Make an exact copy of the records, with the pictures left out.

[PROVIDED MATERIAL start]

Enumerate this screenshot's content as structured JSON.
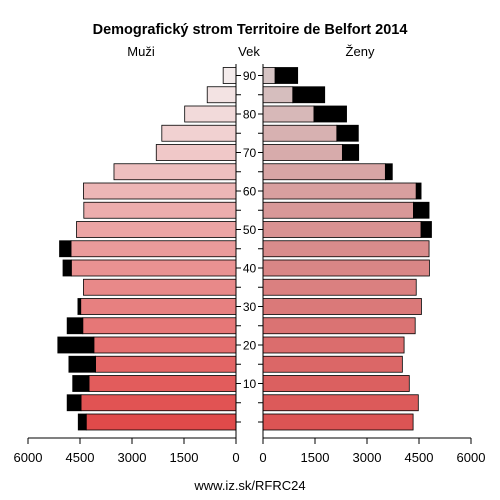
{
  "chart_data": {
    "type": "bar",
    "title": "Demografický strom Territoire de Belfort 2014",
    "left_label": "Muži",
    "center_label": "Vek",
    "right_label": "Ženy",
    "source": "www.iz.sk/RFRC24",
    "age_groups": [
      "0-4",
      "5-9",
      "10-14",
      "15-19",
      "20-24",
      "25-29",
      "30-34",
      "35-39",
      "40-44",
      "45-49",
      "50-54",
      "55-59",
      "60-64",
      "65-69",
      "70-74",
      "75-79",
      "80-84",
      "85-89",
      "90+"
    ],
    "age_tick_labels": [
      "10",
      "20",
      "30",
      "40",
      "50",
      "60",
      "70",
      "80",
      "90"
    ],
    "x_tick_labels": [
      "6000",
      "4500",
      "3000",
      "1500",
      "0",
      "1500",
      "3000",
      "4500",
      "6000"
    ],
    "xlim": [
      0,
      6000
    ],
    "series": [
      {
        "name": "Muži",
        "values": [
          4320,
          4470,
          4240,
          4050,
          4100,
          4420,
          4480,
          4400,
          4750,
          4760,
          4600,
          4390,
          4400,
          3520,
          2300,
          2140,
          1480,
          830,
          370
        ],
        "excess_values": [
          230,
          400,
          470,
          770,
          1040,
          450,
          80,
          0,
          240,
          330,
          0,
          0,
          0,
          0,
          0,
          0,
          0,
          0,
          0
        ]
      },
      {
        "name": "Ženy",
        "values": [
          4330,
          4480,
          4220,
          4020,
          4070,
          4390,
          4570,
          4420,
          4800,
          4790,
          4560,
          4340,
          4420,
          3530,
          2290,
          2130,
          1470,
          860,
          350
        ],
        "excess_values": [
          0,
          0,
          0,
          0,
          0,
          0,
          0,
          0,
          0,
          0,
          300,
          450,
          140,
          200,
          470,
          620,
          940,
          920,
          650
        ]
      }
    ]
  }
}
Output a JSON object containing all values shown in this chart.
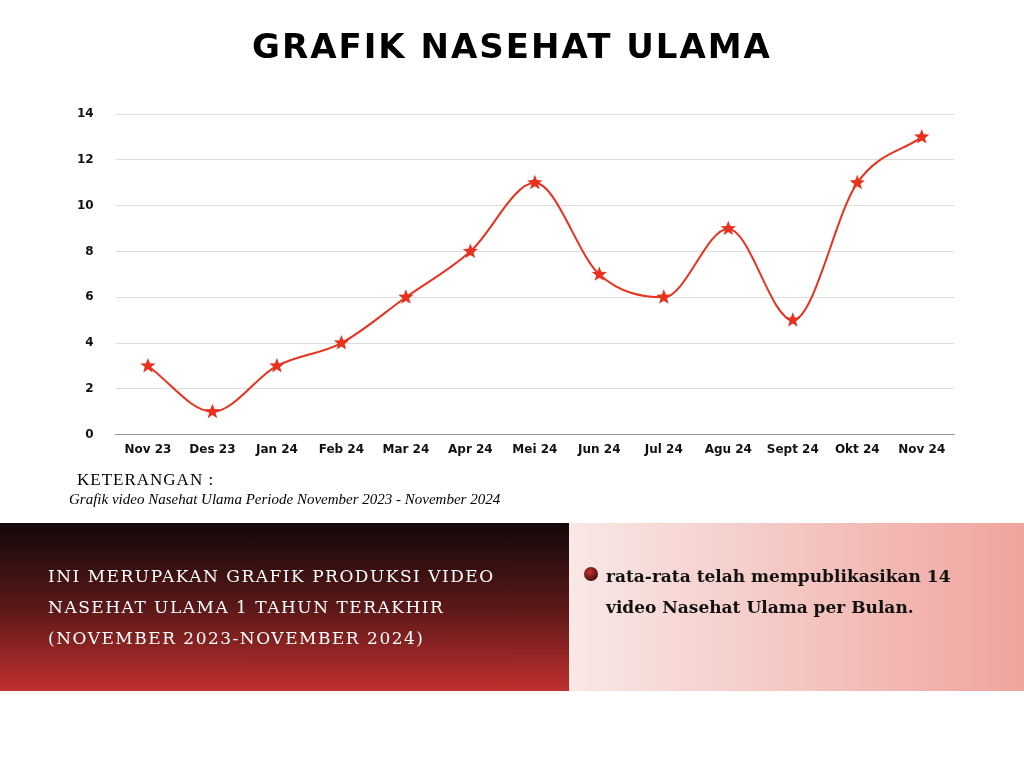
{
  "chart_data": {
    "type": "line",
    "title": "GRAFIK NASEHAT ULAMA",
    "categories": [
      "Nov 23",
      "Des 23",
      "Jan 24",
      "Feb 24",
      "Mar 24",
      "Apr 24",
      "Mei 24",
      "Jun 24",
      "Jul 24",
      "Agu 24",
      "Sept 24",
      "Okt 24",
      "Nov 24"
    ],
    "series": [
      {
        "color": "#e8321e",
        "values": [
          3,
          1,
          3,
          4,
          6,
          8,
          11,
          7,
          6,
          9,
          5,
          11,
          13
        ]
      }
    ],
    "ylim": [
      0,
      14
    ],
    "yticks": [
      0,
      2,
      4,
      6,
      8,
      10,
      12,
      14
    ],
    "grid": "y",
    "legend": false,
    "marker": "star",
    "line_style": "solid",
    "annotations": [
      "KETERANGAN :",
      "Grafik video Nasehat Ulama Periode November 2023 - November 2024",
      "INI MERUPAKAN GRAFIK PRODUKSI VIDEO NASEHAT ULAMA 1 TAHUN TERAKHIR (NOVEMBER 2023-NOVEMBER 2024)",
      "rata-rata telah mempublikasikan 14 video Nasehat Ulama per Bulan."
    ]
  }
}
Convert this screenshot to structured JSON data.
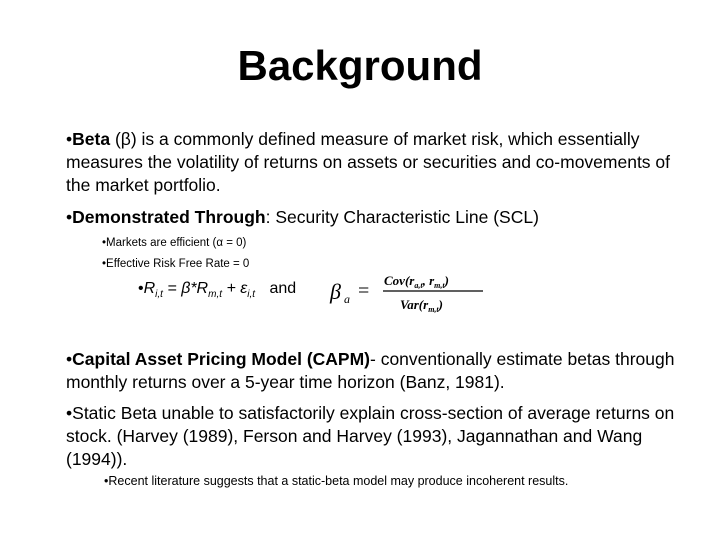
{
  "title": "Background",
  "bullet1": {
    "bold": "Beta",
    "rest": " (β) is a commonly defined measure of market risk, which essentially measures the volatility of returns on assets or securities and co-movements of the market portfolio."
  },
  "bullet2": {
    "bold": "Demonstrated Through",
    "rest": ": Security Characteristic Line (SCL)",
    "sub1": "Markets are efficient (α = 0)",
    "sub2": "Effective Risk Free Rate = 0"
  },
  "equation": {
    "lhs": "R",
    "lhs_sub": "i,t",
    "mid": " = β*R",
    "mid_sub": "m,t",
    "plus": " + ε",
    "eps_sub": "i,t",
    "and": "and",
    "beta_symbol": "β",
    "beta_sub": "a",
    "equals": "=",
    "num": "Cov(r",
    "num_sub1": "a,t",
    "num_mid": ", r",
    "num_sub2": "m,t",
    "num_end": ")",
    "den": "Var(r",
    "den_sub": "m,t",
    "den_end": ")"
  },
  "bullet3": {
    "bold": "Capital Asset Pricing Model (CAPM)",
    "rest": "- conventionally estimate betas through monthly returns over a 5-year time horizon (Banz, 1981)."
  },
  "bullet4": {
    "text": "Static Beta unable to satisfactorily explain cross-section of average returns on stock. (Harvey (1989), Ferson and Harvey (1993), Jagannathan and Wang (1994)).",
    "sub": "Recent literature suggests that a static-beta model may produce incoherent results."
  },
  "bullet_char": "•"
}
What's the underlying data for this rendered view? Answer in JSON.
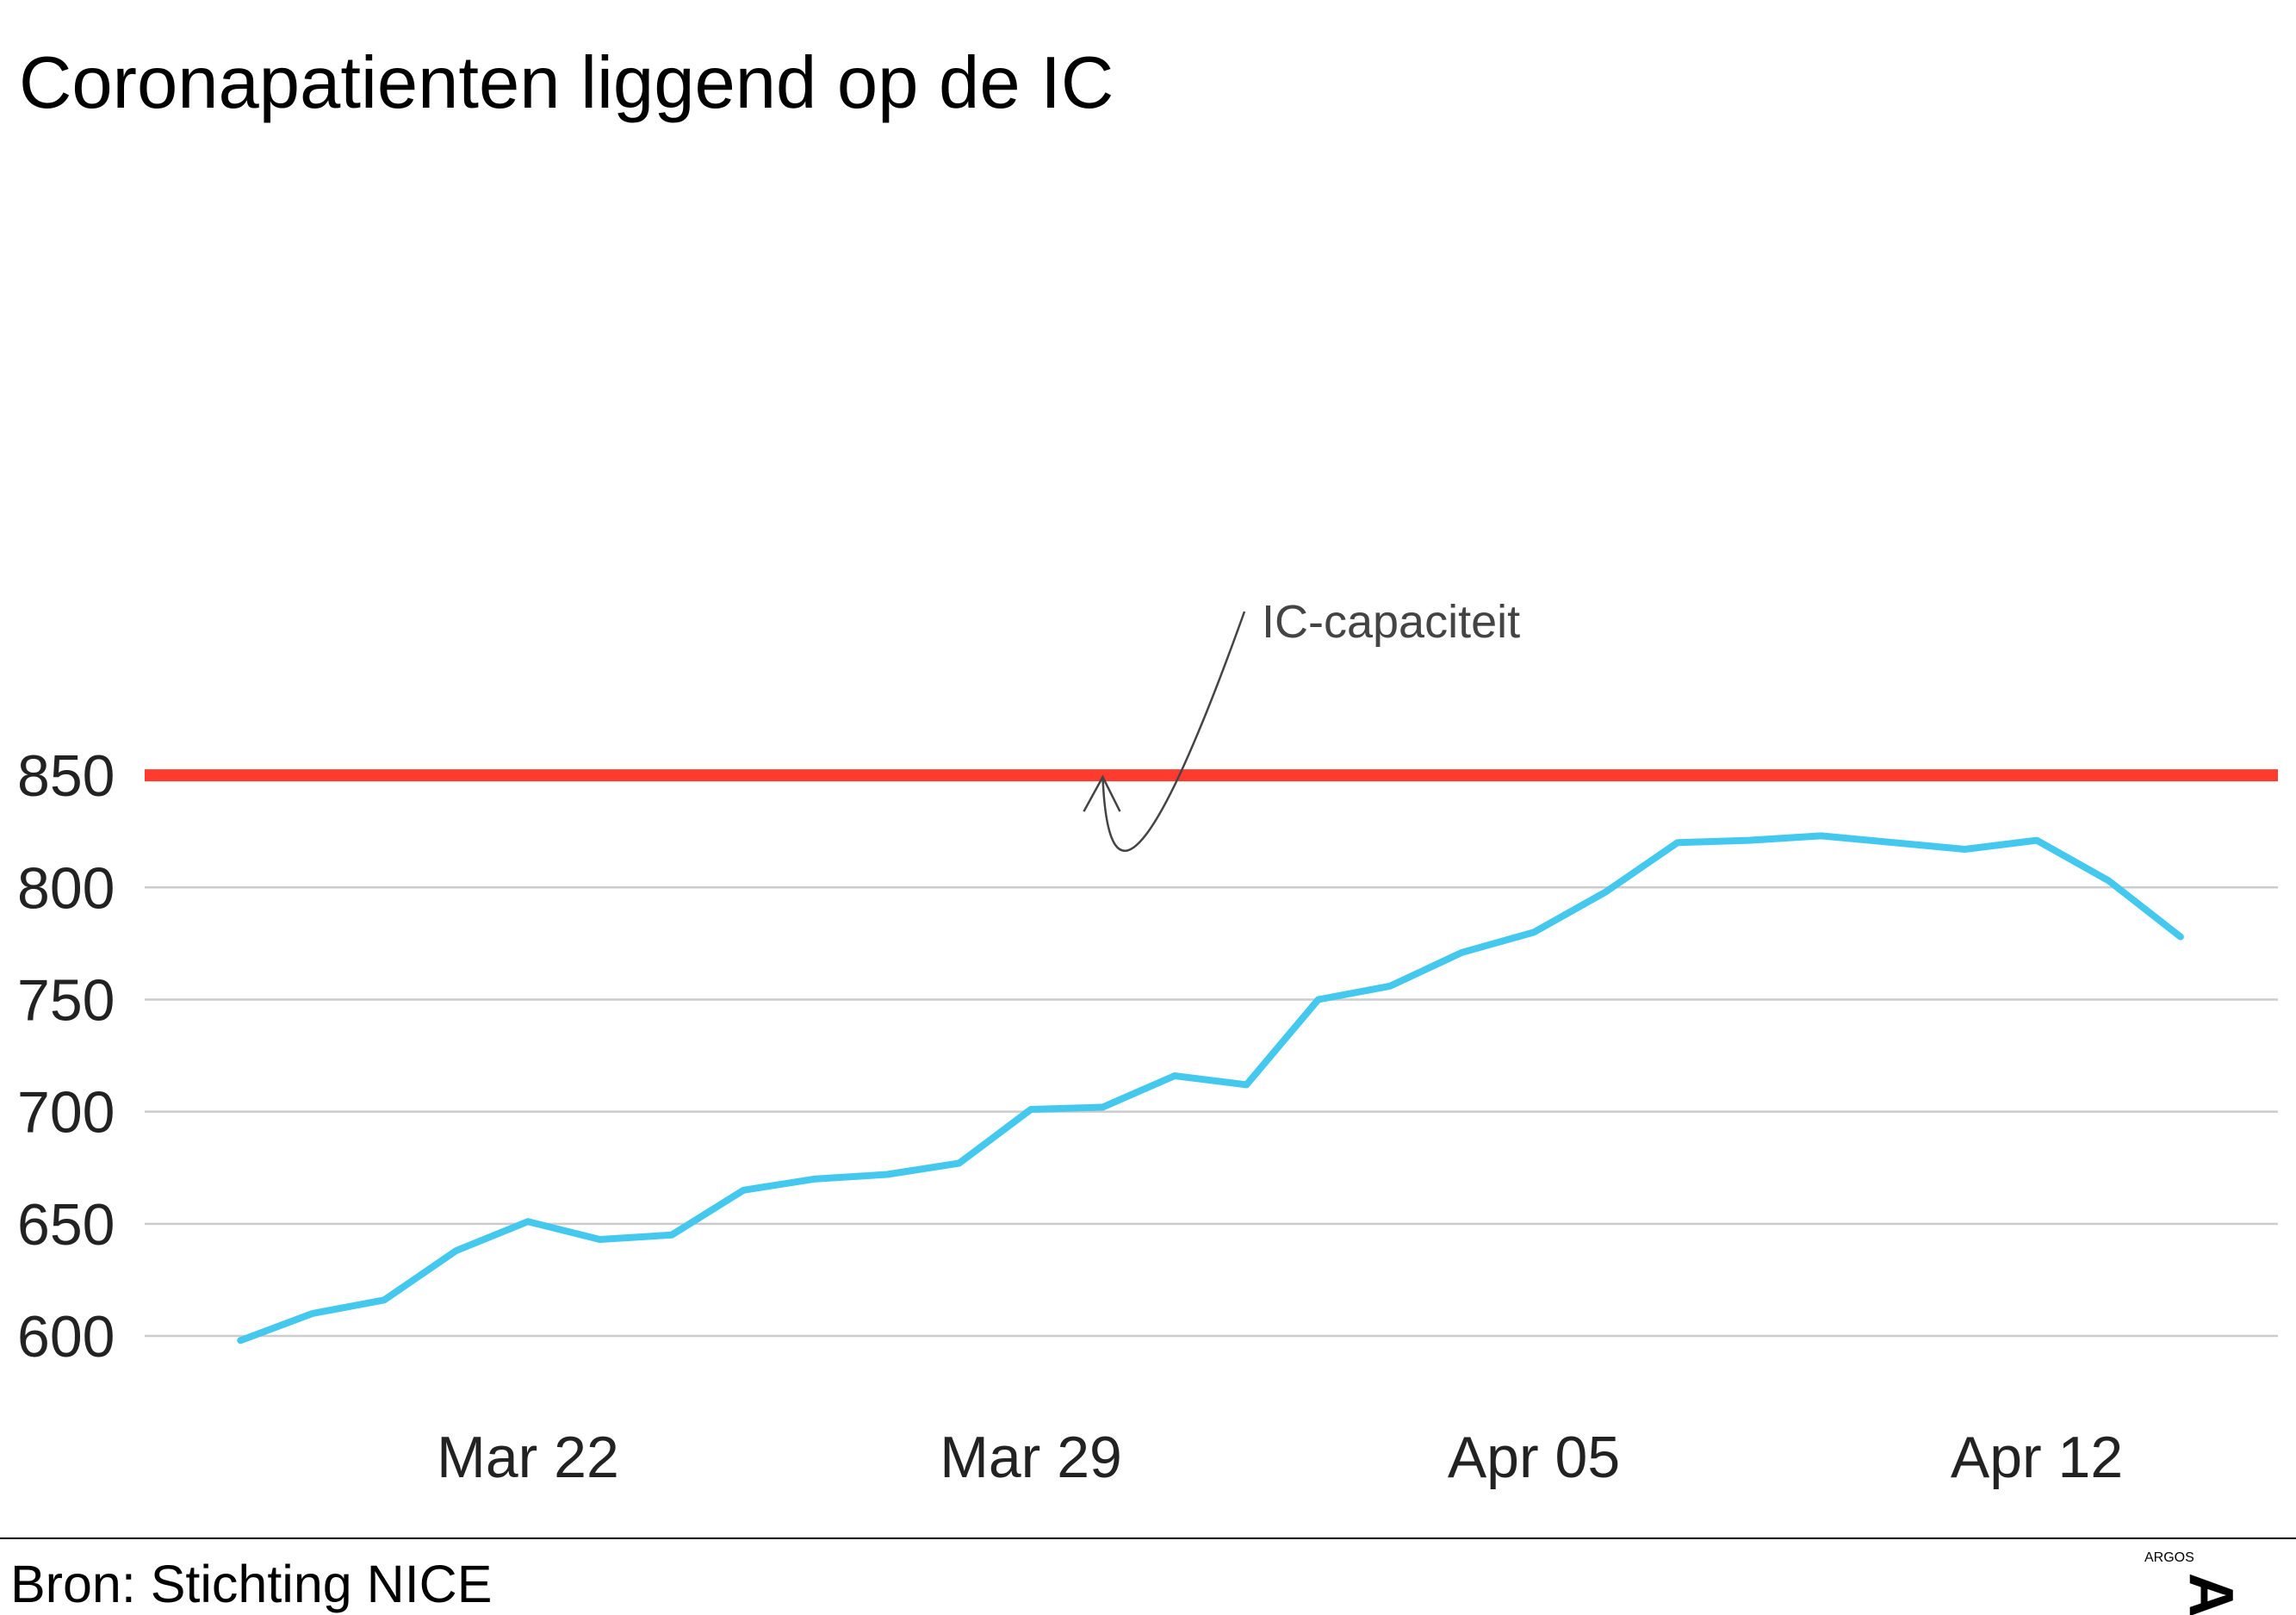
{
  "chart_data": {
    "type": "line",
    "title": "Coronapatienten liggend op de IC",
    "xlabel": "",
    "ylabel": "",
    "ylim": [
      580,
      860
    ],
    "yticks": [
      600,
      650,
      700,
      750,
      800,
      850
    ],
    "grid": true,
    "xticks": [
      {
        "label": "Mar 22",
        "date": "2020-03-22"
      },
      {
        "label": "Mar 29",
        "date": "2020-03-29"
      },
      {
        "label": "Apr 05",
        "date": "2020-04-05"
      },
      {
        "label": "Apr 12",
        "date": "2020-04-12"
      }
    ],
    "x_range": [
      "2020-03-15",
      "2020-04-16"
    ],
    "series": [
      {
        "color": "#45c8ee",
        "x": [
          "2020-03-18",
          "2020-03-19",
          "2020-03-20",
          "2020-03-21",
          "2020-03-22",
          "2020-03-23",
          "2020-03-24",
          "2020-03-25",
          "2020-03-26",
          "2020-03-27",
          "2020-03-28",
          "2020-03-29",
          "2020-03-30",
          "2020-03-31",
          "2020-04-01",
          "2020-04-02",
          "2020-04-03",
          "2020-04-04",
          "2020-04-05",
          "2020-04-06",
          "2020-04-07",
          "2020-04-08",
          "2020-04-09",
          "2020-04-10",
          "2020-04-11",
          "2020-04-12",
          "2020-04-13",
          "2020-04-14"
        ],
        "values": [
          598,
          610,
          616,
          638,
          651,
          643,
          645,
          665,
          670,
          672,
          677,
          701,
          702,
          716,
          712,
          750,
          756,
          771,
          780,
          798,
          820,
          821,
          823,
          820,
          817,
          821,
          803,
          778
        ]
      }
    ],
    "reference_line": {
      "value": 850,
      "color": "#ff3b30"
    },
    "annotations": [
      {
        "text": "IC-capaciteit",
        "points_to": {
          "date": "2020-03-30",
          "value": 850
        }
      }
    ]
  },
  "footer": {
    "source": "Bron: Stichting NICE",
    "logo_small": "ARGOS",
    "logo_big": "A"
  }
}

[PROVIDED MATERIAL end]

◆ ANSWER TO THIS TASK ◆
Enumerate this screenshot's content as structured JSON.
{
  "chart_data": {
    "type": "bar",
    "title": "Demografický strom Territoire de Belfort 2014",
    "left_label": "Muži",
    "center_label": "Vek",
    "right_label": "Ženy",
    "source": "www.iz.sk/RFRC24",
    "age_groups": [
      "0-4",
      "5-9",
      "10-14",
      "15-19",
      "20-24",
      "25-29",
      "30-34",
      "35-39",
      "40-44",
      "45-49",
      "50-54",
      "55-59",
      "60-64",
      "65-69",
      "70-74",
      "75-79",
      "80-84",
      "85-89",
      "90+"
    ],
    "age_tick_labels": [
      "10",
      "20",
      "30",
      "40",
      "50",
      "60",
      "70",
      "80",
      "90"
    ],
    "x_tick_labels": [
      "6000",
      "4500",
      "3000",
      "1500",
      "0",
      "1500",
      "3000",
      "4500",
      "6000"
    ],
    "xlim": [
      0,
      6000
    ],
    "series": [
      {
        "name": "Muži",
        "values": [
          4320,
          4470,
          4240,
          4050,
          4100,
          4420,
          4480,
          4400,
          4750,
          4760,
          4600,
          4390,
          4400,
          3520,
          2300,
          2140,
          1480,
          830,
          370
        ],
        "excess_values": [
          230,
          400,
          470,
          770,
          1040,
          450,
          80,
          0,
          240,
          330,
          0,
          0,
          0,
          0,
          0,
          0,
          0,
          0,
          0
        ]
      },
      {
        "name": "Ženy",
        "values": [
          4330,
          4480,
          4220,
          4020,
          4070,
          4390,
          4570,
          4420,
          4800,
          4790,
          4560,
          4340,
          4420,
          3530,
          2290,
          2130,
          1470,
          860,
          350
        ],
        "excess_values": [
          0,
          0,
          0,
          0,
          0,
          0,
          0,
          0,
          0,
          0,
          300,
          450,
          140,
          200,
          470,
          620,
          940,
          920,
          650
        ]
      }
    ]
  }
}
Output a JSON object containing all values shown in this chart.
{
  "chart_data": {
    "type": "line",
    "title": "GRAFIK NASEHAT ULAMA",
    "categories": [
      "Nov 23",
      "Des 23",
      "Jan 24",
      "Feb 24",
      "Mar 24",
      "Apr 24",
      "Mei 24",
      "Jun 24",
      "Jul 24",
      "Agu 24",
      "Sept 24",
      "Okt 24",
      "Nov 24"
    ],
    "series": [
      {
        "color": "#e8321e",
        "values": [
          3,
          1,
          3,
          4,
          6,
          8,
          11,
          7,
          6,
          9,
          5,
          11,
          13
        ]
      }
    ],
    "ylim": [
      0,
      14
    ],
    "yticks": [
      0,
      2,
      4,
      6,
      8,
      10,
      12,
      14
    ],
    "grid": "y",
    "legend": false,
    "marker": "star",
    "line_style": "solid",
    "annotations": [
      "KETERANGAN :",
      "Grafik video Nasehat Ulama Periode November 2023 - November 2024",
      "INI MERUPAKAN GRAFIK PRODUKSI VIDEO NASEHAT ULAMA 1 TAHUN TERAKHIR (NOVEMBER 2023-NOVEMBER 2024)",
      "rata-rata telah mempublikasikan 14 video Nasehat Ulama per Bulan."
    ]
  }
}
Convert this screenshot to structured JSON data.
{
  "title": "Background",
  "bullet1": {
    "bold": "Beta",
    "rest": " (β) is a commonly defined measure of market risk, which essentially measures the volatility of returns on assets or securities and co-movements of the market portfolio."
  },
  "bullet2": {
    "bold": "Demonstrated Through",
    "rest": ": Security Characteristic Line (SCL)",
    "sub1": "Markets are efficient (α = 0)",
    "sub2": "Effective Risk Free Rate = 0"
  },
  "equation": {
    "lhs": "R",
    "lhs_sub": "i,t",
    "mid": " = β*R",
    "mid_sub": "m,t",
    "plus": " + ε",
    "eps_sub": "i,t",
    "and": "and",
    "beta_symbol": "β",
    "beta_sub": "a",
    "equals": "=",
    "num": "Cov(r",
    "num_sub1": "a,t",
    "num_mid": ", r",
    "num_sub2": "m,t",
    "num_end": ")",
    "den": "Var(r",
    "den_sub": "m,t",
    "den_end": ")"
  },
  "bullet3": {
    "bold": "Capital Asset Pricing Model (CAPM)",
    "rest": "- conventionally estimate betas through monthly returns over a 5-year time horizon (Banz, 1981)."
  },
  "bullet4": {
    "text": "Static Beta unable to satisfactorily explain cross-section of average returns on stock. (Harvey (1989), Ferson and Harvey (1993), Jagannathan and Wang (1994)).",
    "sub": "Recent literature suggests that a static-beta model may produce incoherent results."
  },
  "bullet_char": "•"
}
What's the underlying data for this rendered view? Answer in JSON.
{
  "chart_data": {
    "type": "line",
    "title": "Coronapatienten liggend op de IC",
    "xlabel": "",
    "ylabel": "",
    "ylim": [
      580,
      860
    ],
    "yticks": [
      600,
      650,
      700,
      750,
      800,
      850
    ],
    "grid": true,
    "xticks": [
      {
        "label": "Mar 22",
        "date": "2020-03-22"
      },
      {
        "label": "Mar 29",
        "date": "2020-03-29"
      },
      {
        "label": "Apr 05",
        "date": "2020-04-05"
      },
      {
        "label": "Apr 12",
        "date": "2020-04-12"
      }
    ],
    "x_range": [
      "2020-03-15",
      "2020-04-16"
    ],
    "series": [
      {
        "color": "#45c8ee",
        "x": [
          "2020-03-18",
          "2020-03-19",
          "2020-03-20",
          "2020-03-21",
          "2020-03-22",
          "2020-03-23",
          "2020-03-24",
          "2020-03-25",
          "2020-03-26",
          "2020-03-27",
          "2020-03-28",
          "2020-03-29",
          "2020-03-30",
          "2020-03-31",
          "2020-04-01",
          "2020-04-02",
          "2020-04-03",
          "2020-04-04",
          "2020-04-05",
          "2020-04-06",
          "2020-04-07",
          "2020-04-08",
          "2020-04-09",
          "2020-04-10",
          "2020-04-11",
          "2020-04-12",
          "2020-04-13",
          "2020-04-14"
        ],
        "values": [
          598,
          610,
          616,
          638,
          651,
          643,
          645,
          665,
          670,
          672,
          677,
          701,
          702,
          716,
          712,
          750,
          756,
          771,
          780,
          798,
          820,
          821,
          823,
          820,
          817,
          821,
          803,
          778
        ]
      }
    ],
    "reference_line": {
      "value": 850,
      "color": "#ff3b30"
    },
    "annotations": [
      {
        "text": "IC-capaciteit",
        "points_to": {
          "date": "2020-03-30",
          "value": 850
        }
      }
    ]
  },
  "footer": {
    "source": "Bron: Stichting NICE",
    "logo_small": "ARGOS",
    "logo_big": "A"
  }
}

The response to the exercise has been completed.